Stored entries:
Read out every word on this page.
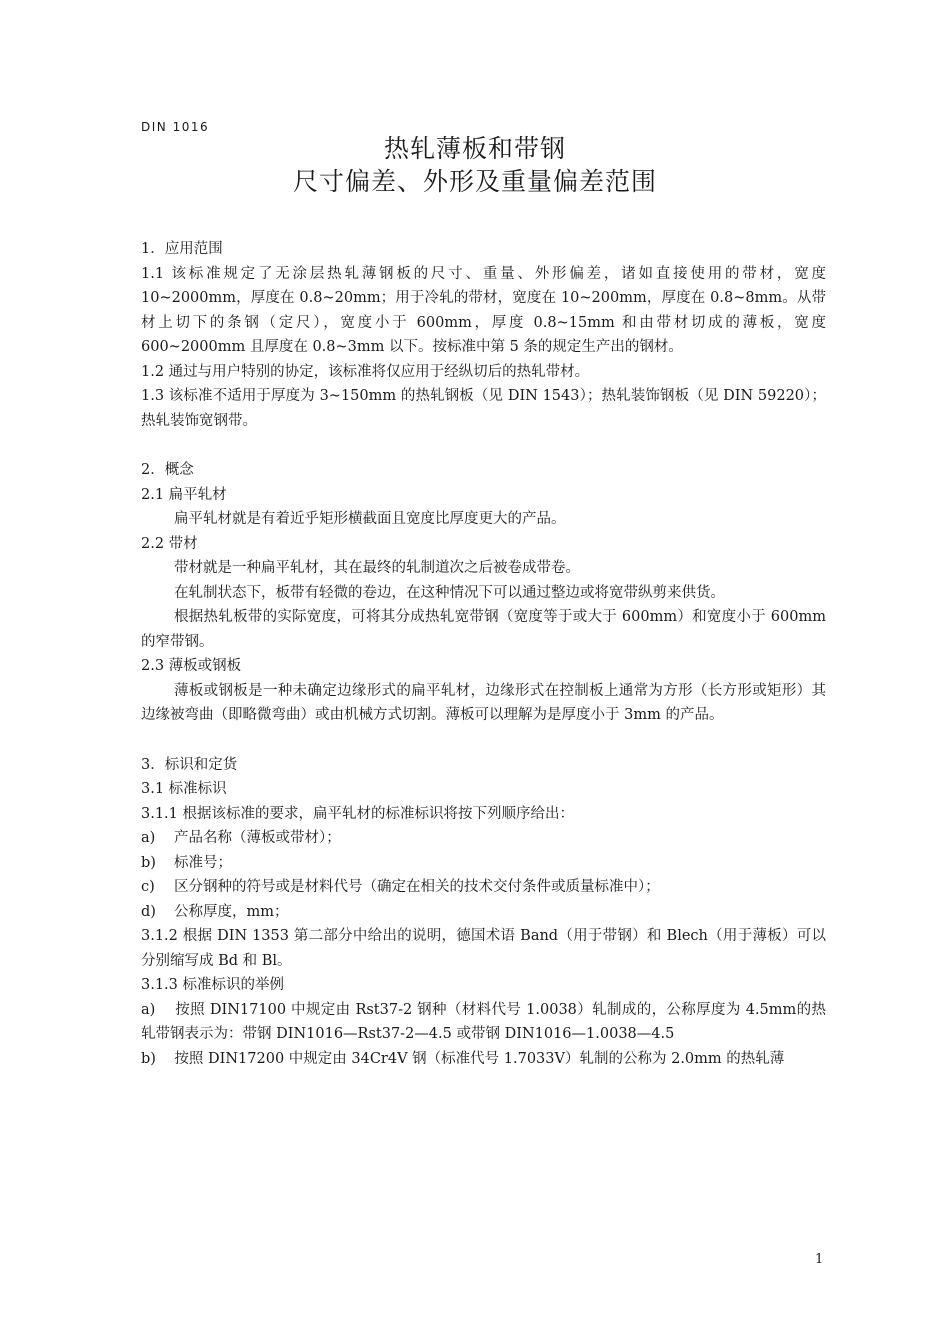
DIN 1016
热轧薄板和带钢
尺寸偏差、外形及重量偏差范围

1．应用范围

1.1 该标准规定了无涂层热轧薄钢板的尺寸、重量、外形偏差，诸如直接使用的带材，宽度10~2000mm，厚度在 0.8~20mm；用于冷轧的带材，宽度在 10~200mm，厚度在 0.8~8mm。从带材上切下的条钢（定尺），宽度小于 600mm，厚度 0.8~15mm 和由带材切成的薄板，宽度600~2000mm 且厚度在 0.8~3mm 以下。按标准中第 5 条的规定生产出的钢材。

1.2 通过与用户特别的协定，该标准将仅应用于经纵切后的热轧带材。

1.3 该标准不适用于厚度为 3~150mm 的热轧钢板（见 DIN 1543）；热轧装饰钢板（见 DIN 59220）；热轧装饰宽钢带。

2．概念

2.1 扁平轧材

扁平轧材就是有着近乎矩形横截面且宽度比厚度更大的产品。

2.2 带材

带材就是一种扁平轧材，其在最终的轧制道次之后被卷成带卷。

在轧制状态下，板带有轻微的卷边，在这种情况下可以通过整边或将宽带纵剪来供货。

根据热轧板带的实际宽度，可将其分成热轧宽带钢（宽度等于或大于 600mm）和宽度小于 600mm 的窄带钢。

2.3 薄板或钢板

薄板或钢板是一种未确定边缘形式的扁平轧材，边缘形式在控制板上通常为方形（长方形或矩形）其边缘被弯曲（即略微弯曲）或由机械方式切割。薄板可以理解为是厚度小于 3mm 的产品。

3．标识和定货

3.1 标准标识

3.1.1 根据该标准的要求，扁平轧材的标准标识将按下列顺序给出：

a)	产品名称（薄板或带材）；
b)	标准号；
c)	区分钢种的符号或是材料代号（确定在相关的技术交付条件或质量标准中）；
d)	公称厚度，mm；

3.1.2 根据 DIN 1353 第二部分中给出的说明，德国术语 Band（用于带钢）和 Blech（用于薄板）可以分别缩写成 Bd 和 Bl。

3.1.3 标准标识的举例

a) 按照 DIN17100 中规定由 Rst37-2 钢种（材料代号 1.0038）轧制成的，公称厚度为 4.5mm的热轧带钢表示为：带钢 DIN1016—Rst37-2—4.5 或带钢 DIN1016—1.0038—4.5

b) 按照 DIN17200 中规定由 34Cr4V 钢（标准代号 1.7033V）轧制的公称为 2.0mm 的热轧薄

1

Exercise →
Transcribe all the lines above exactly, apart from the pictures.

The solution →
Read out every word on this page.
DIN 1016
热轧薄板和带钢
尺寸偏差、外形及重量偏差范围

1．应用范围

1.1 该标准规定了无涂层热轧薄钢板的尺寸、重量、外形偏差，诸如直接使用的带材，宽度10~2000mm，厚度在 0.8~20mm；用于冷轧的带材，宽度在 10~200mm，厚度在 0.8~8mm。从带材上切下的条钢（定尺），宽度小于 600mm，厚度 0.8~15mm 和由带材切成的薄板，宽度600~2000mm 且厚度在 0.8~3mm 以下。按标准中第 5 条的规定生产出的钢材。

1.2 通过与用户特别的协定，该标准将仅应用于经纵切后的热轧带材。

1.3 该标准不适用于厚度为 3~150mm 的热轧钢板（见 DIN 1543）；热轧装饰钢板（见 DIN 59220）；热轧装饰宽钢带。

2．概念

2.1 扁平轧材

扁平轧材就是有着近乎矩形横截面且宽度比厚度更大的产品。

2.2 带材

带材就是一种扁平轧材，其在最终的轧制道次之后被卷成带卷。

在轧制状态下，板带有轻微的卷边，在这种情况下可以通过整边或将宽带纵剪来供货。

根据热轧板带的实际宽度，可将其分成热轧宽带钢（宽度等于或大于 600mm）和宽度小于 600mm 的窄带钢。

2.3 薄板或钢板

薄板或钢板是一种未确定边缘形式的扁平轧材，边缘形式在控制板上通常为方形（长方形或矩形）其边缘被弯曲（即略微弯曲）或由机械方式切割。薄板可以理解为是厚度小于 3mm 的产品。

3．标识和定货

3.1 标准标识

3.1.1 根据该标准的要求，扁平轧材的标准标识将按下列顺序给出：

a)	产品名称（薄板或带材）；
b)	标准号；
c)	区分钢种的符号或是材料代号（确定在相关的技术交付条件或质量标准中）；
d)	公称厚度，mm；

3.1.2 根据 DIN 1353 第二部分中给出的说明，德国术语 Band（用于带钢）和 Blech（用于薄板）可以分别缩写成 Bd 和 Bl。

3.1.3 标准标识的举例

a) 按照 DIN17100 中规定由 Rst37-2 钢种（材料代号 1.0038）轧制成的，公称厚度为 4.5mm的热轧带钢表示为：带钢 DIN1016—Rst37-2—4.5 或带钢 DIN1016—1.0038—4.5

b) 按照 DIN17200 中规定由 34Cr4V 钢（标准代号 1.7033V）轧制的公称为 2.0mm 的热轧薄

1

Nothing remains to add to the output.